── Task material

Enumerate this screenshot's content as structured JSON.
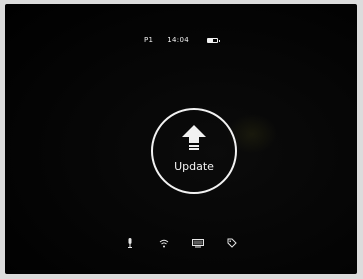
{
  "status_bar": {
    "profile": "P1",
    "time": "14:04",
    "battery_level": 0.6
  },
  "main": {
    "update_label": "Update",
    "update_icon": "upload-arrow-icon"
  },
  "bottom_bar": {
    "icons": [
      "microphone-icon",
      "wifi-icon",
      "monitor-icon",
      "tag-icon"
    ]
  },
  "colors": {
    "background": "#000000",
    "foreground": "#f2f2f2"
  }
}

────

_Written exercise_: Would you mind returning each entry above word for word, skipping the images?

_Task answer_:
Enumerate this screenshot's content as structured JSON.
{
  "status_bar": {
    "profile": "P1",
    "time": "14:04",
    "battery_level": 0.6
  },
  "main": {
    "update_label": "Update",
    "update_icon": "upload-arrow-icon"
  },
  "bottom_bar": {
    "icons": [
      "microphone-icon",
      "wifi-icon",
      "monitor-icon",
      "tag-icon"
    ]
  },
  "colors": {
    "background": "#000000",
    "foreground": "#f2f2f2"
  }
}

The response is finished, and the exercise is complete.